__INSTRUCTIONS TO FOLLOW__:
Write out the whole listing again, exactly.

__RECORD EXTRACTS__:
• • • • • • •

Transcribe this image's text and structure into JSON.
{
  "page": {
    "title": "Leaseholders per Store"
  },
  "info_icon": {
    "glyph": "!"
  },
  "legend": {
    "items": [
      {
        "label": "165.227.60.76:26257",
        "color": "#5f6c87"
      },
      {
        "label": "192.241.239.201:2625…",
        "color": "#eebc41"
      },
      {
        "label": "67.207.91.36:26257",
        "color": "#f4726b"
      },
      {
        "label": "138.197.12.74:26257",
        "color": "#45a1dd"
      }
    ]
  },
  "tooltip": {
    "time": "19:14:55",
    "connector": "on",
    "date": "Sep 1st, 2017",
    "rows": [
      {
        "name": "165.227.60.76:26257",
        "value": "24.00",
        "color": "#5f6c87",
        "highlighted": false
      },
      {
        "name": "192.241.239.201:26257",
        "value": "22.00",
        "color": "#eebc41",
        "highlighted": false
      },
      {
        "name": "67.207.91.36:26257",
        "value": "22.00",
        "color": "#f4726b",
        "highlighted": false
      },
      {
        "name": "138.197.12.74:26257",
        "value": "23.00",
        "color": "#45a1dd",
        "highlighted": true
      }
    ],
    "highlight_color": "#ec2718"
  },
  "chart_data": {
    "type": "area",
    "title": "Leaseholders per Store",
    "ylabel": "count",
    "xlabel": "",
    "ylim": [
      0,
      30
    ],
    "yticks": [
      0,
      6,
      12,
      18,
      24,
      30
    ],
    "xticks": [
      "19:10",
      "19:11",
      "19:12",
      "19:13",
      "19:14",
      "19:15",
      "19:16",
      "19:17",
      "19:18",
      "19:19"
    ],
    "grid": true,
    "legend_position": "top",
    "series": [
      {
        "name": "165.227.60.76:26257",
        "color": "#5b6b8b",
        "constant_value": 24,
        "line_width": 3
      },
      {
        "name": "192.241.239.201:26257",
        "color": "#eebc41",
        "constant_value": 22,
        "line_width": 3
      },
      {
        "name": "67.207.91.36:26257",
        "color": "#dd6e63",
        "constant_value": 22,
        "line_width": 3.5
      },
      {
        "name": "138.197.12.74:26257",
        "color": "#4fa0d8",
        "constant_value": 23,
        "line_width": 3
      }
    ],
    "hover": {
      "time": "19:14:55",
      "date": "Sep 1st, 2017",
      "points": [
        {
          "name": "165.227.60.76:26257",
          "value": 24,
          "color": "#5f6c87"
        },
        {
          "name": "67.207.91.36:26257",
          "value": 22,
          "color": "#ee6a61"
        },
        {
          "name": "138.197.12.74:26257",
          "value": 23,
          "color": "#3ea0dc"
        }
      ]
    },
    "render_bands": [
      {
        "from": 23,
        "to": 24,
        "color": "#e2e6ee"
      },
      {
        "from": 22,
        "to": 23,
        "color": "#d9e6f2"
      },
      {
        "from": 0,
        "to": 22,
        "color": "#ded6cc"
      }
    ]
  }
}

• • • • • • •

__EXPECTED ANSWER__:
Transcribe this image's text and structure into JSON.
{
  "page": {
    "title": "Leaseholders per Store"
  },
  "info_icon": {
    "glyph": "!"
  },
  "legend": {
    "items": [
      {
        "label": "165.227.60.76:26257",
        "color": "#5f6c87"
      },
      {
        "label": "192.241.239.201:2625…",
        "color": "#eebc41"
      },
      {
        "label": "67.207.91.36:26257",
        "color": "#f4726b"
      },
      {
        "label": "138.197.12.74:26257",
        "color": "#45a1dd"
      }
    ]
  },
  "tooltip": {
    "time": "19:14:55",
    "connector": "on",
    "date": "Sep 1st, 2017",
    "rows": [
      {
        "name": "165.227.60.76:26257",
        "value": "24.00",
        "color": "#5f6c87",
        "highlighted": false
      },
      {
        "name": "192.241.239.201:26257",
        "value": "22.00",
        "color": "#eebc41",
        "highlighted": false
      },
      {
        "name": "67.207.91.36:26257",
        "value": "22.00",
        "color": "#f4726b",
        "highlighted": false
      },
      {
        "name": "138.197.12.74:26257",
        "value": "23.00",
        "color": "#45a1dd",
        "highlighted": true
      }
    ],
    "highlight_color": "#ec2718"
  },
  "chart_data": {
    "type": "area",
    "title": "Leaseholders per Store",
    "ylabel": "count",
    "xlabel": "",
    "ylim": [
      0,
      30
    ],
    "yticks": [
      0,
      6,
      12,
      18,
      24,
      30
    ],
    "xticks": [
      "19:10",
      "19:11",
      "19:12",
      "19:13",
      "19:14",
      "19:15",
      "19:16",
      "19:17",
      "19:18",
      "19:19"
    ],
    "grid": true,
    "legend_position": "top",
    "series": [
      {
        "name": "165.227.60.76:26257",
        "color": "#5b6b8b",
        "constant_value": 24,
        "line_width": 3
      },
      {
        "name": "192.241.239.201:26257",
        "color": "#eebc41",
        "constant_value": 22,
        "line_width": 3
      },
      {
        "name": "67.207.91.36:26257",
        "color": "#dd6e63",
        "constant_value": 22,
        "line_width": 3.5
      },
      {
        "name": "138.197.12.74:26257",
        "color": "#4fa0d8",
        "constant_value": 23,
        "line_width": 3
      }
    ],
    "hover": {
      "time": "19:14:55",
      "date": "Sep 1st, 2017",
      "points": [
        {
          "name": "165.227.60.76:26257",
          "value": 24,
          "color": "#5f6c87"
        },
        {
          "name": "67.207.91.36:26257",
          "value": 22,
          "color": "#ee6a61"
        },
        {
          "name": "138.197.12.74:26257",
          "value": 23,
          "color": "#3ea0dc"
        }
      ]
    },
    "render_bands": [
      {
        "from": 23,
        "to": 24,
        "color": "#e2e6ee"
      },
      {
        "from": 22,
        "to": 23,
        "color": "#d9e6f2"
      },
      {
        "from": 0,
        "to": 22,
        "color": "#ded6cc"
      }
    ]
  }
}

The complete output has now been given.